#### Instruction
Return each line containing the string "this".

#### Record list
++++++
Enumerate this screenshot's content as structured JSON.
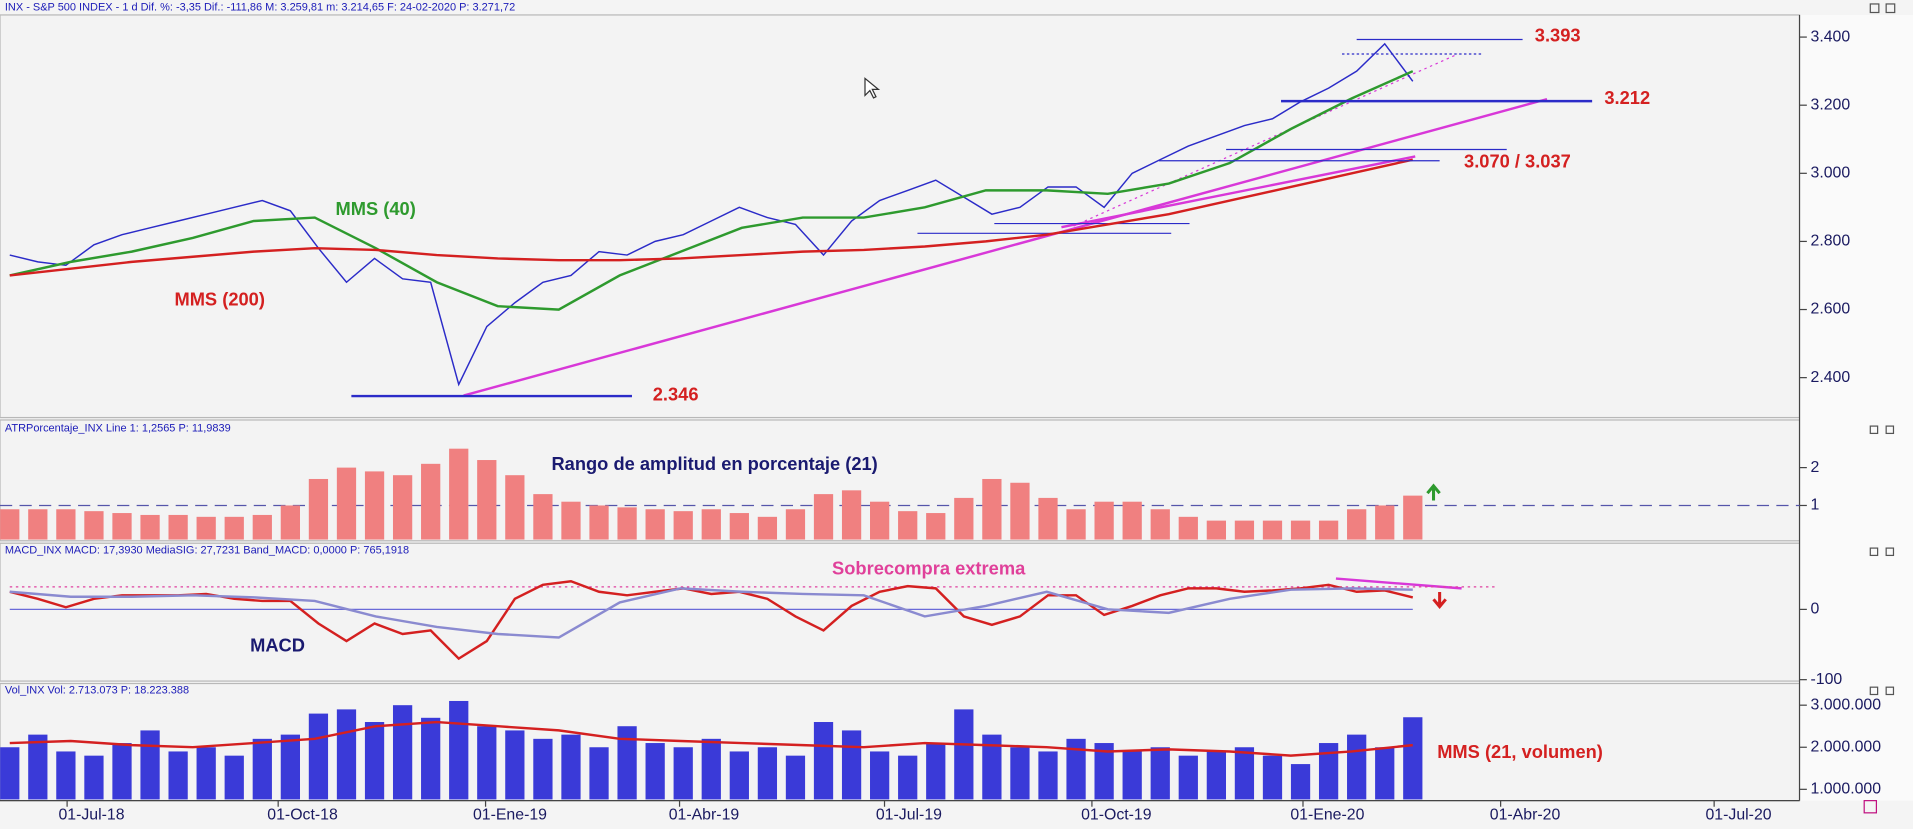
++++++
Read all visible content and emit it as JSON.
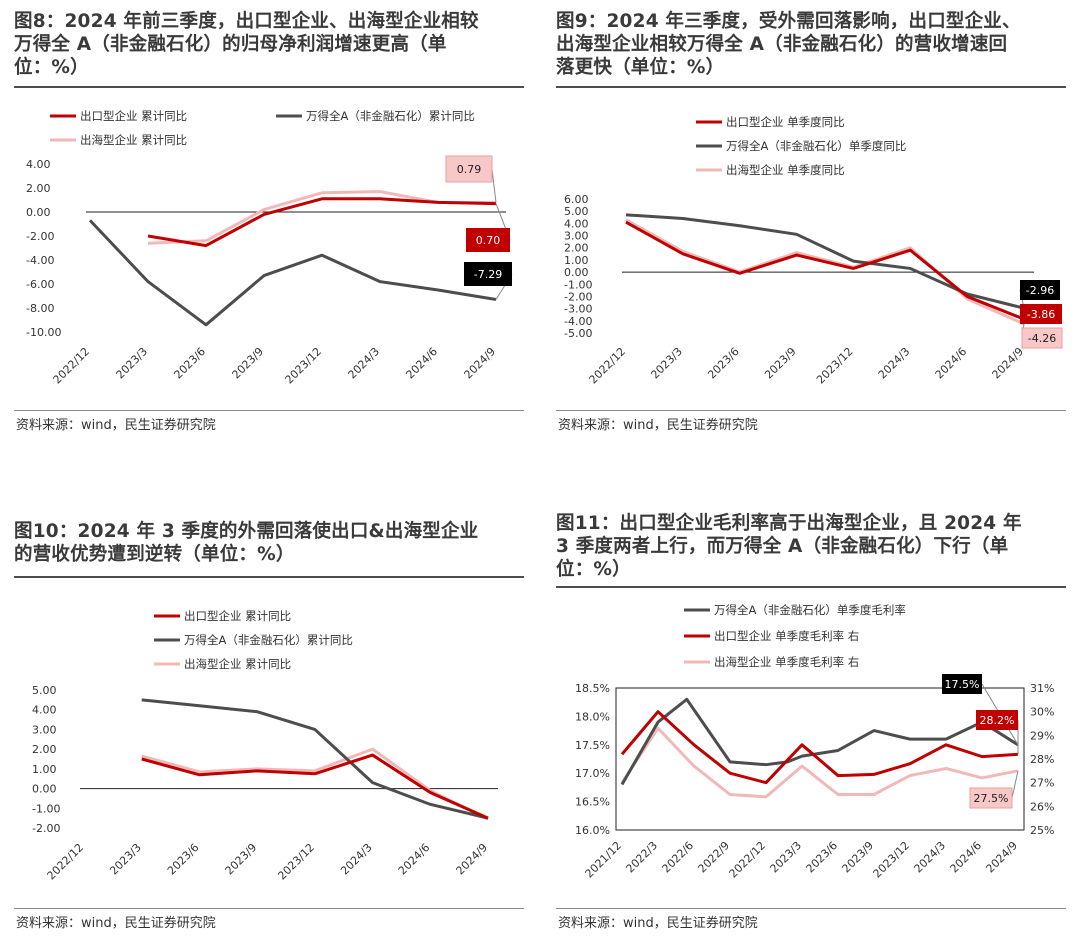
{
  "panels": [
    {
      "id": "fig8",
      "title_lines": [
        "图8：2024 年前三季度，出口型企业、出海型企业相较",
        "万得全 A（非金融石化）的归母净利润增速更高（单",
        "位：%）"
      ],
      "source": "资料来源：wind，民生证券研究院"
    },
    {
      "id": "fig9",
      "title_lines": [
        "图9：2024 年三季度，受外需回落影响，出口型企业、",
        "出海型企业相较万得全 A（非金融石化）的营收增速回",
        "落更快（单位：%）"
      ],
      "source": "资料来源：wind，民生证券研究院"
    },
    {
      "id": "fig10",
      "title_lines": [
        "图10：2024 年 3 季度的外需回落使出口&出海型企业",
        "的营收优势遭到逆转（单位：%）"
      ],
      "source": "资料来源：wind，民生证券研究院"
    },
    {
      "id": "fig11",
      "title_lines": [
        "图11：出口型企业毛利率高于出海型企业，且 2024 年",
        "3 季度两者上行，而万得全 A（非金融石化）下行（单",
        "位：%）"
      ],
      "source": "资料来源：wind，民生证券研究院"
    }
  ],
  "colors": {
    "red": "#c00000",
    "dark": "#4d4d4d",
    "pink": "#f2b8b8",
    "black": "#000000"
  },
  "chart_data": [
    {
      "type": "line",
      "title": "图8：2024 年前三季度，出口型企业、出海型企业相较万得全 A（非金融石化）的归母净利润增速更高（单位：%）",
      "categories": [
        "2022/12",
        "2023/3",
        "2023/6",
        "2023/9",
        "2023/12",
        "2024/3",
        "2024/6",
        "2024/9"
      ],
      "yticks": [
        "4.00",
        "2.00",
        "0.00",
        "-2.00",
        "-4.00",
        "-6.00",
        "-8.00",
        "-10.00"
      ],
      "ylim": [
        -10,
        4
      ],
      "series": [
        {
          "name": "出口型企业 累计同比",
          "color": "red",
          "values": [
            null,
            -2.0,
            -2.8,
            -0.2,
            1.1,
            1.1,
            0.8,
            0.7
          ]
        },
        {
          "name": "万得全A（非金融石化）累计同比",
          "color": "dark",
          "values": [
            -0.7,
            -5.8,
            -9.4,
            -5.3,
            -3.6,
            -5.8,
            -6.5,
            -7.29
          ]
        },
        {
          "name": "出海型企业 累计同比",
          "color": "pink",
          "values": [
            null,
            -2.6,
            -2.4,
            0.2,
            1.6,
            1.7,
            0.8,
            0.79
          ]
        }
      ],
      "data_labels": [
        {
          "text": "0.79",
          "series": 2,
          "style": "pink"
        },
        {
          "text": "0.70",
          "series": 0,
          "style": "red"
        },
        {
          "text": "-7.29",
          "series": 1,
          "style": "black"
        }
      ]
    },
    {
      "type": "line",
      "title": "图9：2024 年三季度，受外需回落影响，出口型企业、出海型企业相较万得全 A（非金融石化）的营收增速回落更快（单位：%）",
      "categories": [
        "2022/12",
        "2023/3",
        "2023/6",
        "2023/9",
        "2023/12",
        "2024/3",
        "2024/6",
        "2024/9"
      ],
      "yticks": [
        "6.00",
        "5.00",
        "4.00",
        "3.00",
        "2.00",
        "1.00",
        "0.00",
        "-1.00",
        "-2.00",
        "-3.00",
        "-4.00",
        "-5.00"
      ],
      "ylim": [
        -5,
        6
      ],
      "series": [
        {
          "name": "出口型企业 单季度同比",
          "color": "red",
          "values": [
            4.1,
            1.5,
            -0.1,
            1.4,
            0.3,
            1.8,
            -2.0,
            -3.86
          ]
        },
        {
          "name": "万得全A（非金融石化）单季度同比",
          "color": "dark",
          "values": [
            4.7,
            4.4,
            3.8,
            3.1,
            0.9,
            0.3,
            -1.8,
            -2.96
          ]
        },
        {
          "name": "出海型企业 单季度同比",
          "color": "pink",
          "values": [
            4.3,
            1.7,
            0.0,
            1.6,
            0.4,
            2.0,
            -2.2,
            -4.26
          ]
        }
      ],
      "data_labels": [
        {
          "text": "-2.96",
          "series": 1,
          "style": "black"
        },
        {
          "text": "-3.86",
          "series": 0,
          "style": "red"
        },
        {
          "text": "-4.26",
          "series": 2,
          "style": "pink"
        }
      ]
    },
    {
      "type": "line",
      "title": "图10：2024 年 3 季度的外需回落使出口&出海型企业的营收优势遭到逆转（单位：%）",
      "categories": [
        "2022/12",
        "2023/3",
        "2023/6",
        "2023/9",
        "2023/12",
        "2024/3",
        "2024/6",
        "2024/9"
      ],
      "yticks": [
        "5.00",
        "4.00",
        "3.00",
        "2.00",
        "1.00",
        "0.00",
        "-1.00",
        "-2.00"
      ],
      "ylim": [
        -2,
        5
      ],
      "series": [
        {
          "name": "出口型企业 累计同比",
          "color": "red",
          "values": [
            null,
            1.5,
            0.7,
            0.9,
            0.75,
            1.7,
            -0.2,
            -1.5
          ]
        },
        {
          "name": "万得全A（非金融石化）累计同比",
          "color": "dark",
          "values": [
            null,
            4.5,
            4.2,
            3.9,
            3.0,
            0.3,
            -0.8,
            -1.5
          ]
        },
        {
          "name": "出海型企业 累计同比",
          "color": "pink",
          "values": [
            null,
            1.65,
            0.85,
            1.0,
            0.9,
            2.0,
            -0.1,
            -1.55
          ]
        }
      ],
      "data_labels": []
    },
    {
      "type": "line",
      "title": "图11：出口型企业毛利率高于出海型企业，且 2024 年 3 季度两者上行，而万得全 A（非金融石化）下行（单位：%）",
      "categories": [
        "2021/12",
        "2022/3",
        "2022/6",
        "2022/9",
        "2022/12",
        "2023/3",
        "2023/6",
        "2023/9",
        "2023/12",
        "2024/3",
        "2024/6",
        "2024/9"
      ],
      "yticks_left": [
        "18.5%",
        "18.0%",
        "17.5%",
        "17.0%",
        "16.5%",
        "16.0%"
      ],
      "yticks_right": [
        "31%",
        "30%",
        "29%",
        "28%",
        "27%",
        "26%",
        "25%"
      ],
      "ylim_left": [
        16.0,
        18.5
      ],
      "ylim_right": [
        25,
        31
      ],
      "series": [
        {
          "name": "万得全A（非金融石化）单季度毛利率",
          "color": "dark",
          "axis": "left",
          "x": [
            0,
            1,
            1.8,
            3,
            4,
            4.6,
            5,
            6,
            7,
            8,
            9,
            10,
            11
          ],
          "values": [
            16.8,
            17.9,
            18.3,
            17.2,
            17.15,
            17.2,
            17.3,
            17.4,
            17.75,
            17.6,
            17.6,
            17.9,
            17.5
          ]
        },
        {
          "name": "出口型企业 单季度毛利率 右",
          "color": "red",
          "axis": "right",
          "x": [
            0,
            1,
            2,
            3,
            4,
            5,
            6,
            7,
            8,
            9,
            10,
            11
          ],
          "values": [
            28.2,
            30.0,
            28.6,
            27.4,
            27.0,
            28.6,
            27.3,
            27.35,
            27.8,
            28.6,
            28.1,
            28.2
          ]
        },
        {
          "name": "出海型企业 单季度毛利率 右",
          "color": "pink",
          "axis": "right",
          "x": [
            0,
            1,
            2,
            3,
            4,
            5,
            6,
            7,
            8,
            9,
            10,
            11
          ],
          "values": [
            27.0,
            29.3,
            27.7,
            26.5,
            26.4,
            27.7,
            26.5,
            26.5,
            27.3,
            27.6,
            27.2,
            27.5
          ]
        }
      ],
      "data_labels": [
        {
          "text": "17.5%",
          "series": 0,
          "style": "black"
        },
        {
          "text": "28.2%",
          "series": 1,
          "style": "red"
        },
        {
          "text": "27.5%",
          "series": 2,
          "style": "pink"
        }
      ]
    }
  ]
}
++++++
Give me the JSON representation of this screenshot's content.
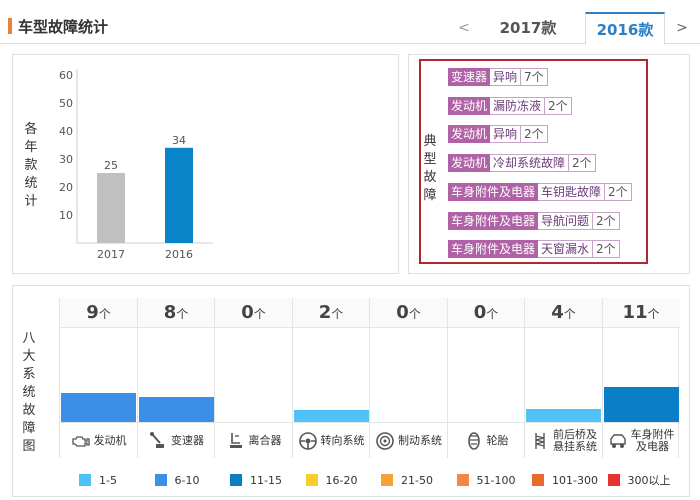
++++++
#### Written response
Enumerate this screenshot's content as structured JSON.
Give me the JSON representation of this screenshot's content.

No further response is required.